→ **Available data**:
------------------------------------------------------------------------

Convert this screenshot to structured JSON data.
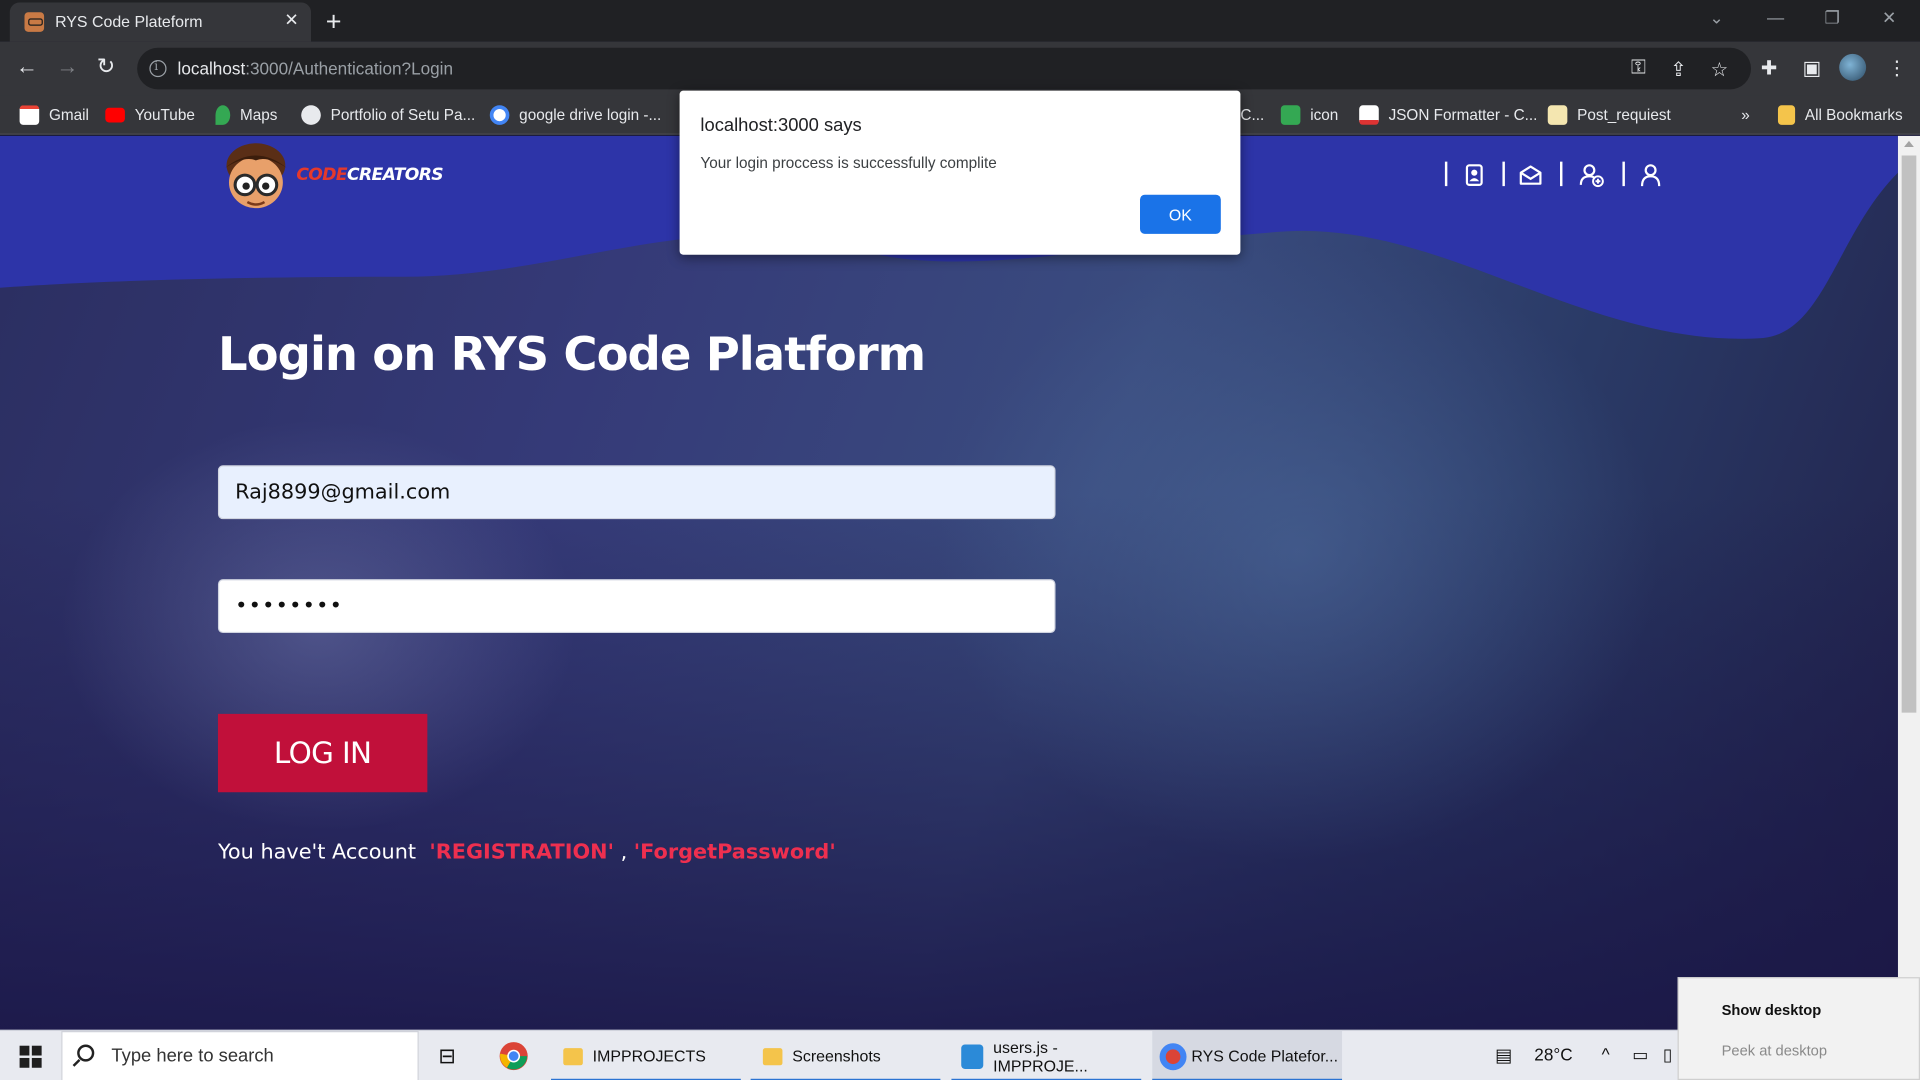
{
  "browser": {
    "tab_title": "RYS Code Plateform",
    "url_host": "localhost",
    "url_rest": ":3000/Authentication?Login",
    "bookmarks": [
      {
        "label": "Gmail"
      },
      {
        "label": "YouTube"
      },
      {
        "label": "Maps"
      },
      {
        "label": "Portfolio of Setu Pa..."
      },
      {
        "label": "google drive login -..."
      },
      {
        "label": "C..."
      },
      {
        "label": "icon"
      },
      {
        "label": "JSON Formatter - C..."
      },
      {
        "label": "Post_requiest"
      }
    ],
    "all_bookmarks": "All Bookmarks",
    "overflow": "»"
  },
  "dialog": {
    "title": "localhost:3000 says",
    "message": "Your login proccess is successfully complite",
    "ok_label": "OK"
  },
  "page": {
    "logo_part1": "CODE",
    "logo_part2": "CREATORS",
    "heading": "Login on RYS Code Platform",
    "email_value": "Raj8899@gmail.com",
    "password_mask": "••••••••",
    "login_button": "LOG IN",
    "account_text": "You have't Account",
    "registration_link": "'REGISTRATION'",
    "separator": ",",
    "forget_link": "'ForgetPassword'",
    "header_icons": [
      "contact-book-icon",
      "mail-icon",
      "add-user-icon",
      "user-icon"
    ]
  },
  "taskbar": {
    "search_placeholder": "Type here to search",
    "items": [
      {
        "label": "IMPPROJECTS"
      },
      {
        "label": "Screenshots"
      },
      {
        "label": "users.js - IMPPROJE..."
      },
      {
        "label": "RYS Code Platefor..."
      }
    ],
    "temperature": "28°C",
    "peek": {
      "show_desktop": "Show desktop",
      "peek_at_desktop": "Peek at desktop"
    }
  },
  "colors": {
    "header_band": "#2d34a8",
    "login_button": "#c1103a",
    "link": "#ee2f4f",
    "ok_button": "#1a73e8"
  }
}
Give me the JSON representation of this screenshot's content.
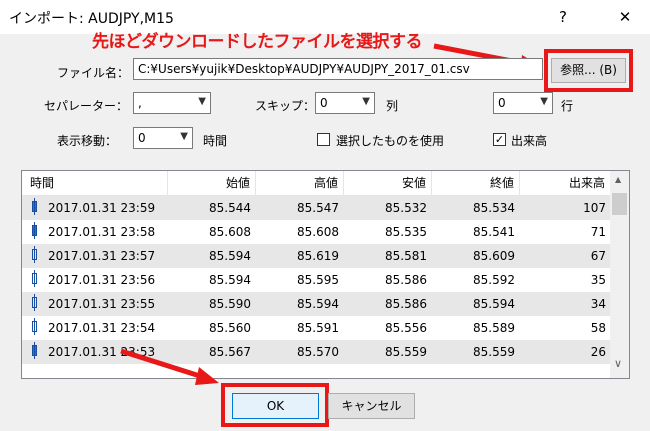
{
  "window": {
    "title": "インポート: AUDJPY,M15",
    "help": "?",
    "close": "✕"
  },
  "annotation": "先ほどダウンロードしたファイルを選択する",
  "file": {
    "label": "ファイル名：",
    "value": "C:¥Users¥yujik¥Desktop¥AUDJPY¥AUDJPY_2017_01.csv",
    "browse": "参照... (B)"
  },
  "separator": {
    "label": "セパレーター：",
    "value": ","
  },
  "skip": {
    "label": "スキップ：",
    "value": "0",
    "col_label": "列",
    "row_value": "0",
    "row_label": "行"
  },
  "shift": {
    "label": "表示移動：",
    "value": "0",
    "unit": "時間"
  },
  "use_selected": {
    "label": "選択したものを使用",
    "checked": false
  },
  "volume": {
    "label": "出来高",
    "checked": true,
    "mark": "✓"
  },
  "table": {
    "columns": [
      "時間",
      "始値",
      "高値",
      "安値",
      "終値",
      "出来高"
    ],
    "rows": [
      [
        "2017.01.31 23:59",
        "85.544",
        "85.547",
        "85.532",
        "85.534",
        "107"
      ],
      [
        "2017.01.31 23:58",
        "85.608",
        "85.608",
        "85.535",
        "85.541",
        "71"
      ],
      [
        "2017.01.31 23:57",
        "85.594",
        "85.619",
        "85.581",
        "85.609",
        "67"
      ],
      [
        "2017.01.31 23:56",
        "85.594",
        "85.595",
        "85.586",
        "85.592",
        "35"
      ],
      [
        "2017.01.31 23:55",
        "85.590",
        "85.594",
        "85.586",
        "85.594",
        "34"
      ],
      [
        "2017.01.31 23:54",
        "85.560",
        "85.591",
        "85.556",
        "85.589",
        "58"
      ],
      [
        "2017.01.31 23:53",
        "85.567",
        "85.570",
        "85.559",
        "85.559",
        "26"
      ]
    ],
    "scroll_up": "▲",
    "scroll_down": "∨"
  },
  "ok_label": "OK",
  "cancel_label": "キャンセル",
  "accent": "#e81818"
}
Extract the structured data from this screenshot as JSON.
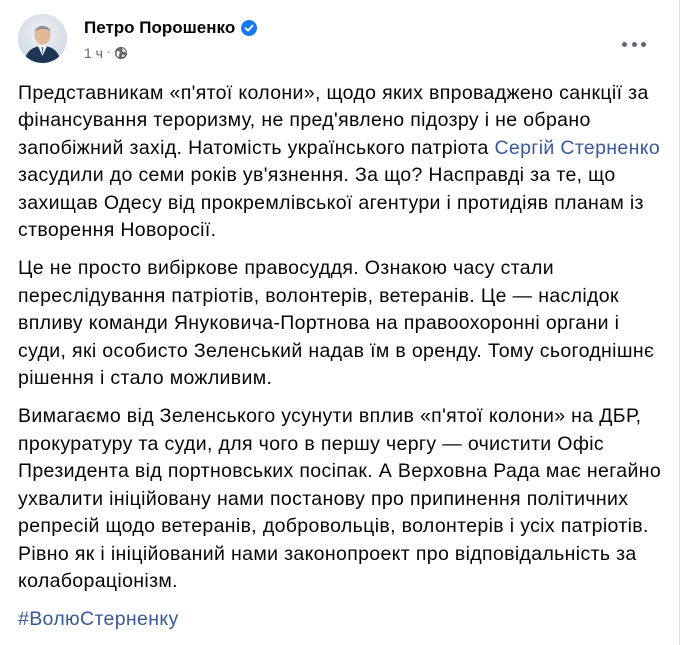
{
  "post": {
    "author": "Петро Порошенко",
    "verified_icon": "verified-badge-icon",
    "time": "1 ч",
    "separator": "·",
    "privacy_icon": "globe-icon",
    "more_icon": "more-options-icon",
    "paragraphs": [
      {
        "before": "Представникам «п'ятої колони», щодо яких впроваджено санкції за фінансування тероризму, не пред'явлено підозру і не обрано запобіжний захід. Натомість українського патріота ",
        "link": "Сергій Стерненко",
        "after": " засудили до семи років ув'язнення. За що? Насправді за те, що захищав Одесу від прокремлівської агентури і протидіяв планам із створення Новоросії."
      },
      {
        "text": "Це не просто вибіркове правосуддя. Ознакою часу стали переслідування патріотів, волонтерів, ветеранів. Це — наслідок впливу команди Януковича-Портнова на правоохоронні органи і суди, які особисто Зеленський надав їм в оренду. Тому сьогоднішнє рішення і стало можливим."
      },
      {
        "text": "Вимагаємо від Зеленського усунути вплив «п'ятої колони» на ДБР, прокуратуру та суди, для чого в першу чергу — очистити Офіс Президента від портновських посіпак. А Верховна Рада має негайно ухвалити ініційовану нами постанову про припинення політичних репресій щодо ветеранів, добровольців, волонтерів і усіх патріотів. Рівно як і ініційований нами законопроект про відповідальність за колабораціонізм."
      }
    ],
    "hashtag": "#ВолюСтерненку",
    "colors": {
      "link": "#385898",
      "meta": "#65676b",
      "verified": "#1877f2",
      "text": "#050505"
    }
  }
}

------------------------------------------------------------------------

→ **Task requirements**: Pictures stay out of the copy; please restate every record above exactly.

→ **The completed task**:
Convert this screenshot to structured JSON data.
{
  "browser": {
    "tab_title": "RYS Code Plateform",
    "url_host": "localhost",
    "url_rest": ":3000/Authentication?Login",
    "bookmarks": [
      {
        "label": "Gmail"
      },
      {
        "label": "YouTube"
      },
      {
        "label": "Maps"
      },
      {
        "label": "Portfolio of Setu Pa..."
      },
      {
        "label": "google drive login -..."
      },
      {
        "label": "C..."
      },
      {
        "label": "icon"
      },
      {
        "label": "JSON Formatter - C..."
      },
      {
        "label": "Post_requiest"
      }
    ],
    "all_bookmarks": "All Bookmarks",
    "overflow": "»"
  },
  "dialog": {
    "title": "localhost:3000 says",
    "message": "Your login proccess is successfully complite",
    "ok_label": "OK"
  },
  "page": {
    "logo_part1": "CODE",
    "logo_part2": "CREATORS",
    "heading": "Login on RYS Code Platform",
    "email_value": "Raj8899@gmail.com",
    "password_mask": "••••••••",
    "login_button": "LOG IN",
    "account_text": "You have't Account",
    "registration_link": "'REGISTRATION'",
    "separator": ",",
    "forget_link": "'ForgetPassword'",
    "header_icons": [
      "contact-book-icon",
      "mail-icon",
      "add-user-icon",
      "user-icon"
    ]
  },
  "taskbar": {
    "search_placeholder": "Type here to search",
    "items": [
      {
        "label": "IMPPROJECTS"
      },
      {
        "label": "Screenshots"
      },
      {
        "label": "users.js - IMPPROJE..."
      },
      {
        "label": "RYS Code Platefor..."
      }
    ],
    "temperature": "28°C",
    "peek": {
      "show_desktop": "Show desktop",
      "peek_at_desktop": "Peek at desktop"
    }
  },
  "colors": {
    "header_band": "#2d34a8",
    "login_button": "#c1103a",
    "link": "#ee2f4f",
    "ok_button": "#1a73e8"
  }
}
Give me the JSON representation of this screenshot's content.
{
  "window": {
    "title": "インポート: AUDJPY,M15",
    "help": "?",
    "close": "✕"
  },
  "annotation": "先ほどダウンロードしたファイルを選択する",
  "file": {
    "label": "ファイル名：",
    "value": "C:¥Users¥yujik¥Desktop¥AUDJPY¥AUDJPY_2017_01.csv",
    "browse": "参照... (B)"
  },
  "separator": {
    "label": "セパレーター：",
    "value": ","
  },
  "skip": {
    "label": "スキップ：",
    "value": "0",
    "col_label": "列",
    "row_value": "0",
    "row_label": "行"
  },
  "shift": {
    "label": "表示移動：",
    "value": "0",
    "unit": "時間"
  },
  "use_selected": {
    "label": "選択したものを使用",
    "checked": false
  },
  "volume": {
    "label": "出来高",
    "checked": true,
    "mark": "✓"
  },
  "table": {
    "columns": [
      "時間",
      "始値",
      "高値",
      "安値",
      "終値",
      "出来高"
    ],
    "rows": [
      [
        "2017.01.31 23:59",
        "85.544",
        "85.547",
        "85.532",
        "85.534",
        "107"
      ],
      [
        "2017.01.31 23:58",
        "85.608",
        "85.608",
        "85.535",
        "85.541",
        "71"
      ],
      [
        "2017.01.31 23:57",
        "85.594",
        "85.619",
        "85.581",
        "85.609",
        "67"
      ],
      [
        "2017.01.31 23:56",
        "85.594",
        "85.595",
        "85.586",
        "85.592",
        "35"
      ],
      [
        "2017.01.31 23:55",
        "85.590",
        "85.594",
        "85.586",
        "85.594",
        "34"
      ],
      [
        "2017.01.31 23:54",
        "85.560",
        "85.591",
        "85.556",
        "85.589",
        "58"
      ],
      [
        "2017.01.31 23:53",
        "85.567",
        "85.570",
        "85.559",
        "85.559",
        "26"
      ]
    ],
    "scroll_up": "▲",
    "scroll_down": "∨"
  },
  "ok_label": "OK",
  "cancel_label": "キャンセル",
  "accent": "#e81818"
}
Extract the structured data from this screenshot as JSON.
{
  "post": {
    "author": "Петро Порошенко",
    "verified_icon": "verified-badge-icon",
    "time": "1 ч",
    "separator": "·",
    "privacy_icon": "globe-icon",
    "more_icon": "more-options-icon",
    "paragraphs": [
      {
        "before": "Представникам «п'ятої колони», щодо яких впроваджено санкції за фінансування тероризму, не пред'явлено підозру і не обрано запобіжний захід. Натомість українського патріота ",
        "link": "Сергій Стерненко",
        "after": " засудили до семи років ув'язнення. За що? Насправді за те, що захищав Одесу від прокремлівської агентури і протидіяв планам із створення Новоросії."
      },
      {
        "text": "Це не просто вибіркове правосуддя. Ознакою часу стали переслідування патріотів, волонтерів, ветеранів. Це — наслідок впливу команди Януковича-Портнова на правоохоронні органи і суди, які особисто Зеленський надав їм в оренду. Тому сьогоднішнє рішення і стало можливим."
      },
      {
        "text": "Вимагаємо від Зеленського усунути вплив «п'ятої колони» на ДБР, прокуратуру та суди, для чого в першу чергу — очистити Офіс Президента від портновських посіпак. А Верховна Рада має негайно ухвалити ініційовану нами постанову про припинення політичних репресій щодо ветеранів, добровольців, волонтерів і усіх патріотів. Рівно як і ініційований нами законопроект про відповідальність за колабораціонізм."
      }
    ],
    "hashtag": "#ВолюСтерненку",
    "colors": {
      "link": "#385898",
      "meta": "#65676b",
      "verified": "#1877f2",
      "text": "#050505"
    }
  }
}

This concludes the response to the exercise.